* Brief:
Go through the listing and pick out each line with the word "Серебрякова" in it.

Start of Data extract

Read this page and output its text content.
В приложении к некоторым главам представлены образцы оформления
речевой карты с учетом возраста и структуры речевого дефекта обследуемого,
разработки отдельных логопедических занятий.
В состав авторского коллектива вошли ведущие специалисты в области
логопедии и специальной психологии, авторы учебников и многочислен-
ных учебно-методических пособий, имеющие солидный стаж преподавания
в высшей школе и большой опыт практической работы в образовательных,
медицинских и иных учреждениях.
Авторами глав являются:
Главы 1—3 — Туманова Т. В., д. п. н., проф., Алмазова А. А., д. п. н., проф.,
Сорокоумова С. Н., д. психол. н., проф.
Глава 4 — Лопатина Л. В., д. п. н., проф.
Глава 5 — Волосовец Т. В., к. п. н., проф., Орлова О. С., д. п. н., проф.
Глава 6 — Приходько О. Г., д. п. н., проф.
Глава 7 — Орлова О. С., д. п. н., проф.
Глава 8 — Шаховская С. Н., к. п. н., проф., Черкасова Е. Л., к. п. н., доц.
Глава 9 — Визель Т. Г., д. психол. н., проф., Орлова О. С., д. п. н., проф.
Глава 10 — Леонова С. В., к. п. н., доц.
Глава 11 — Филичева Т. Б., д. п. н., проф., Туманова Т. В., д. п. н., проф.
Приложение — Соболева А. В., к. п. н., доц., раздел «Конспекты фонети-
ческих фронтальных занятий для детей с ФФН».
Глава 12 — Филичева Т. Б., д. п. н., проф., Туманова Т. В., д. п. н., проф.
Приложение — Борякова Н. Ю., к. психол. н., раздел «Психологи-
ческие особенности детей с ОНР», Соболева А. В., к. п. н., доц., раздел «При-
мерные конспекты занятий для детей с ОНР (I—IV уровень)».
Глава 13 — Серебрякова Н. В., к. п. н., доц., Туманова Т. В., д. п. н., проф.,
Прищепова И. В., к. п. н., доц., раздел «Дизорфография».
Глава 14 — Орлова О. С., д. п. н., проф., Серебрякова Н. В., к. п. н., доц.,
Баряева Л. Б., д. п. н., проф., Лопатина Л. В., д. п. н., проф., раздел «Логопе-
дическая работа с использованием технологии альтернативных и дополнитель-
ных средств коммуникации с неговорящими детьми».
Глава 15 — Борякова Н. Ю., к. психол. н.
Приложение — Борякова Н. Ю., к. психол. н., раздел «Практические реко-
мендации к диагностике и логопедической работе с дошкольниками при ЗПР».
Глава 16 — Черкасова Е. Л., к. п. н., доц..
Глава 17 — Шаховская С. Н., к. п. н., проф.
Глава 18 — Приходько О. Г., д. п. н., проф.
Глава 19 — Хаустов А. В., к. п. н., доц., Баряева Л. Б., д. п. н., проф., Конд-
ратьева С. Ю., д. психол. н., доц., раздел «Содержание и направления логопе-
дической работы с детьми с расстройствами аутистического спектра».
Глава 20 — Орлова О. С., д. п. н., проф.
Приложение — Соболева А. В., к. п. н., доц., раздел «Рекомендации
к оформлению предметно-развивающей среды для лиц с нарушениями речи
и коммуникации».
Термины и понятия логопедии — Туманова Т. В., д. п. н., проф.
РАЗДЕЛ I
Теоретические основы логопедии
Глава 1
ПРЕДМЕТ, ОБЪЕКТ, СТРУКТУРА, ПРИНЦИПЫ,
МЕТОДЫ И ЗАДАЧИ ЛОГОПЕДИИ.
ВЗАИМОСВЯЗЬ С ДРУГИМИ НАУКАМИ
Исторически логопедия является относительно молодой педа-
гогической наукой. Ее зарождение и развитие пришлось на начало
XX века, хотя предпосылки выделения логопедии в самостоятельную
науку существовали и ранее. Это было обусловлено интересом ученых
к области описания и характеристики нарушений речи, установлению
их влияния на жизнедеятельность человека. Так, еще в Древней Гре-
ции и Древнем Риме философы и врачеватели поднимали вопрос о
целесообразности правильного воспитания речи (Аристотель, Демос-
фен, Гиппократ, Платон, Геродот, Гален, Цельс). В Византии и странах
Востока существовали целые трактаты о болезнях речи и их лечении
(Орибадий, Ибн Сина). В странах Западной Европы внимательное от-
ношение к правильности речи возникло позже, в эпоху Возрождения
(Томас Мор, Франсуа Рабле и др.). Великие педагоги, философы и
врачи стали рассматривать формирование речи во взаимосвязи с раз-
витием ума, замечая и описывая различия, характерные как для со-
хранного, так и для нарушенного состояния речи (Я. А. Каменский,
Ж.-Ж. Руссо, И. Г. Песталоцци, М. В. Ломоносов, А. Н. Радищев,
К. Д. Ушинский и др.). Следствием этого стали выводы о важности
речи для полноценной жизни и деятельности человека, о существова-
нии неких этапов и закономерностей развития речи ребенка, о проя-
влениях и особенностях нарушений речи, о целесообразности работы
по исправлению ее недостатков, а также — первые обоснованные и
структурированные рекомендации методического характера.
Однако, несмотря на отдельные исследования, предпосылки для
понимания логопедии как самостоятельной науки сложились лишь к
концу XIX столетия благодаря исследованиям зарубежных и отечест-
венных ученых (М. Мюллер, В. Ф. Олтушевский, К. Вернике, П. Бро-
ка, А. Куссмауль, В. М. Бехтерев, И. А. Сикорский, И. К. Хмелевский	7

End of Data extract

* Written solution:
Глава 13 — Серебрякова Н. В., к. п. н., доц., Туманова Т. В., д. п. н., проф.,
Глава 14 — Орлова О. С., д. п. н., проф., Серебрякова Н. В., к. п. н., доц.,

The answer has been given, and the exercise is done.